Data items:
----

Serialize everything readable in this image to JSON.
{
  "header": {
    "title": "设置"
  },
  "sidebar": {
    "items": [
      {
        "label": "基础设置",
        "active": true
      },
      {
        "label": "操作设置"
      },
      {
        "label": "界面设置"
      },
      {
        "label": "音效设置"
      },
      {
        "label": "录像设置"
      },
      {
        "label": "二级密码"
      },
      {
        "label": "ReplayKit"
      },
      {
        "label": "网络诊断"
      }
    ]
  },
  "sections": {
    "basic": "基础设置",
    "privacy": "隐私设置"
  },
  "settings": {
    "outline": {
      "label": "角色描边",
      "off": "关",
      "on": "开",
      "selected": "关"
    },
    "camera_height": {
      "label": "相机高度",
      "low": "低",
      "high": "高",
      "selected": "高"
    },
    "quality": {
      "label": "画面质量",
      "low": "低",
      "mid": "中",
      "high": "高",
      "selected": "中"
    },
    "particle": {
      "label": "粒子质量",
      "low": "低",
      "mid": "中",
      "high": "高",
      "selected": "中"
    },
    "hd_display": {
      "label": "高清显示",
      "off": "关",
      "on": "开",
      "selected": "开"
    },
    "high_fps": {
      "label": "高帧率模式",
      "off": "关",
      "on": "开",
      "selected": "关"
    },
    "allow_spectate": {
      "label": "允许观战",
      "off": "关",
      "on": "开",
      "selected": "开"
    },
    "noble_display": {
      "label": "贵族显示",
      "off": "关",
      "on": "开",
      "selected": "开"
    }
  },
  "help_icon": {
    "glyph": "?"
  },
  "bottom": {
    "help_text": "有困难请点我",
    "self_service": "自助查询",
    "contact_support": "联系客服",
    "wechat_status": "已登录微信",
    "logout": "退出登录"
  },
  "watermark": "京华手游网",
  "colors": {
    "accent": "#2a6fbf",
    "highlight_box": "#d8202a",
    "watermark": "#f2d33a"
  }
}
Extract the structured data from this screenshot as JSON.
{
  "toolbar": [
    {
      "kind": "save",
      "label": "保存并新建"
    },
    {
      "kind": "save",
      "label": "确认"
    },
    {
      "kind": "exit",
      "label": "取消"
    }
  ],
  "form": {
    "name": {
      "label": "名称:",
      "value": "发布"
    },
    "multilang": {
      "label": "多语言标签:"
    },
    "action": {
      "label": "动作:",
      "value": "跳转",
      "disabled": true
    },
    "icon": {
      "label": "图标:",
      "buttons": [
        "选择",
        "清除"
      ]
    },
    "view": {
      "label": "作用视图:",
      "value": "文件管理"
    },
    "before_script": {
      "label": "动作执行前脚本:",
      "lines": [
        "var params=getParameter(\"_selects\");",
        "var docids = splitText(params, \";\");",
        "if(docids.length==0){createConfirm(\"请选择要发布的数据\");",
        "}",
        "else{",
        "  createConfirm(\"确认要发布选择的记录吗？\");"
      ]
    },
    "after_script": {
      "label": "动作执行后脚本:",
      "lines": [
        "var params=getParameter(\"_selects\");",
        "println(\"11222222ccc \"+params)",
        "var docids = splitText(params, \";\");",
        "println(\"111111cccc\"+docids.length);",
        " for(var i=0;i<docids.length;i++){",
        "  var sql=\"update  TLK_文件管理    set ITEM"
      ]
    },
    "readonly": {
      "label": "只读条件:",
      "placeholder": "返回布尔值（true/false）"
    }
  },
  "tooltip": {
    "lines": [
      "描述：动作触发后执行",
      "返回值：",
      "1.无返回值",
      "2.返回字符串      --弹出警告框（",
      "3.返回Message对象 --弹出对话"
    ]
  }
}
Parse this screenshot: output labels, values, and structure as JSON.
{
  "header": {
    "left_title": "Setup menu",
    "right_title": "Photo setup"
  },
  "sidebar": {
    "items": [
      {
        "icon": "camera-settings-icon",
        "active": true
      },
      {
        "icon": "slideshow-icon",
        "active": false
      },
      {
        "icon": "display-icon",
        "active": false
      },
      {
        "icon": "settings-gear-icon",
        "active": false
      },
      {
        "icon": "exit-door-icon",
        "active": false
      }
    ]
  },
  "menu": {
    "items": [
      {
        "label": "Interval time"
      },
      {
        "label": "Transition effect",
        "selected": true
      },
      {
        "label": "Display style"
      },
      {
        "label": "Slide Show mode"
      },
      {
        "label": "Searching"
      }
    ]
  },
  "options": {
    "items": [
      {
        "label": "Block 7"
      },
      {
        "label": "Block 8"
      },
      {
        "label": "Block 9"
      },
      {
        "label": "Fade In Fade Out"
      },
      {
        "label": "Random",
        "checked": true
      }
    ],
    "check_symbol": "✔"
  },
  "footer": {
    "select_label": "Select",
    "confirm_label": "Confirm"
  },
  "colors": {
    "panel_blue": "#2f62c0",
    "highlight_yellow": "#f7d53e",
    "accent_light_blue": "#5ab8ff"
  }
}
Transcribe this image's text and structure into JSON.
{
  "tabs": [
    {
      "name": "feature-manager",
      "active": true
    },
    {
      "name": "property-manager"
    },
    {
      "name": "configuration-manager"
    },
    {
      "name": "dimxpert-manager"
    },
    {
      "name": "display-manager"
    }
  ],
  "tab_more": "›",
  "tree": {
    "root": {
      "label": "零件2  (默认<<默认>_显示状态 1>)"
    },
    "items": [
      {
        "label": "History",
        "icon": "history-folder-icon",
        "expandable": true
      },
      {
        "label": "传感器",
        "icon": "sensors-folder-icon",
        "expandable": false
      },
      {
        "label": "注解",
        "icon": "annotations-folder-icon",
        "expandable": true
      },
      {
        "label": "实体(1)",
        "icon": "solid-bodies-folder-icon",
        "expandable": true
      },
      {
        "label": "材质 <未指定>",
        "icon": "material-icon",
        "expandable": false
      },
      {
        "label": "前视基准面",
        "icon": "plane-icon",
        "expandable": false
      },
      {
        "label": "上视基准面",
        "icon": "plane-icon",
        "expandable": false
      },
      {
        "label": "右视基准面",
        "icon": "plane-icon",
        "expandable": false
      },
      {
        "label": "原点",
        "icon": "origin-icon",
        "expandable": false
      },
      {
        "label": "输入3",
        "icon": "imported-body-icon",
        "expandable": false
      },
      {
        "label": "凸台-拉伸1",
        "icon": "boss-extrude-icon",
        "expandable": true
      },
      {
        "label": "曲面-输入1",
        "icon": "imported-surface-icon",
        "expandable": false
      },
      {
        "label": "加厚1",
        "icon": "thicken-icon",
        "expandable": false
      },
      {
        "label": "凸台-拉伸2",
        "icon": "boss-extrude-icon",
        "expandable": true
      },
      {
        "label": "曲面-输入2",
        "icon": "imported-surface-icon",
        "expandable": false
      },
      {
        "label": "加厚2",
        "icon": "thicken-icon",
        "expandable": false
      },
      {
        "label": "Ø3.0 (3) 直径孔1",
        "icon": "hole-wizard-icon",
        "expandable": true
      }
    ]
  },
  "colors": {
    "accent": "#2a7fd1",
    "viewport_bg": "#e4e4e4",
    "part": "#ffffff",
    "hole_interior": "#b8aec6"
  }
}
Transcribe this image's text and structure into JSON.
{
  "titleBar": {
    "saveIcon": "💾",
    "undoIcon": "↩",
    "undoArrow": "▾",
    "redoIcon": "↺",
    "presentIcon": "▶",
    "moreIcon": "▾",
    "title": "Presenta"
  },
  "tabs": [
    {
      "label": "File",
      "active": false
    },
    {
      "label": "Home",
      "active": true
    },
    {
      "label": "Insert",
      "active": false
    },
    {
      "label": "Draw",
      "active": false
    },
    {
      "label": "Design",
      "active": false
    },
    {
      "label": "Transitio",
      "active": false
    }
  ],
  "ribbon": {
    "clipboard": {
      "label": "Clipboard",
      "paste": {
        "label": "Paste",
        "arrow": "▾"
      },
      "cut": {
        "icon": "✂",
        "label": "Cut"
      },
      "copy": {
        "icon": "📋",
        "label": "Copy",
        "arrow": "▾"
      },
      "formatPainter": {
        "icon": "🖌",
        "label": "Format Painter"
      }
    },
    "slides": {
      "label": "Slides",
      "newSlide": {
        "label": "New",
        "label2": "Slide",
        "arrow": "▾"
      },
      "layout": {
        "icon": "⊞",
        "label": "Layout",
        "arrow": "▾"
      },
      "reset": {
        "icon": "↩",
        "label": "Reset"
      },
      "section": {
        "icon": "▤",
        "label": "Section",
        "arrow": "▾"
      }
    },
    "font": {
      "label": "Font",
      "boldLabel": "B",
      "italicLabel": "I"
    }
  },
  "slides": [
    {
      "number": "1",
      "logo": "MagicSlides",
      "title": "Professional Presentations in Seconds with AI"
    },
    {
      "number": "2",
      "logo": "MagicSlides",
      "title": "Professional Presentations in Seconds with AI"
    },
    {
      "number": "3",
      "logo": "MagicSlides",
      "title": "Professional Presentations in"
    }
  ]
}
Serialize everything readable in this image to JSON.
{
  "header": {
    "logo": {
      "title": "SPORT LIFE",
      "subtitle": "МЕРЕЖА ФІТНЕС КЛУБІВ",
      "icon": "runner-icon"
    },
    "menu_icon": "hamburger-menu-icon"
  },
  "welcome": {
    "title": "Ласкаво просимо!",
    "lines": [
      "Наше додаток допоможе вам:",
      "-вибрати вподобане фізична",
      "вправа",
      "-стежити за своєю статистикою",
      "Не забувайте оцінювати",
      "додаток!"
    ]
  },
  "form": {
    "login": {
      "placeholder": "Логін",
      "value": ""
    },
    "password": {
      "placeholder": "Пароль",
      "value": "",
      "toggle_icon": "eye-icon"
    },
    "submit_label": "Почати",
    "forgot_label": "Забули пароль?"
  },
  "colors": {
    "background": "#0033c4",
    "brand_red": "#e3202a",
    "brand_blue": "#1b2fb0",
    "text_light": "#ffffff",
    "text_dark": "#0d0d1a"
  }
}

----

** What is needed **
From the data above, copy each line that holds "println".

** Task answer **
        "println(\"11222222ccc \"+params)",
        "println(\"111111cccc\"+docids.length);",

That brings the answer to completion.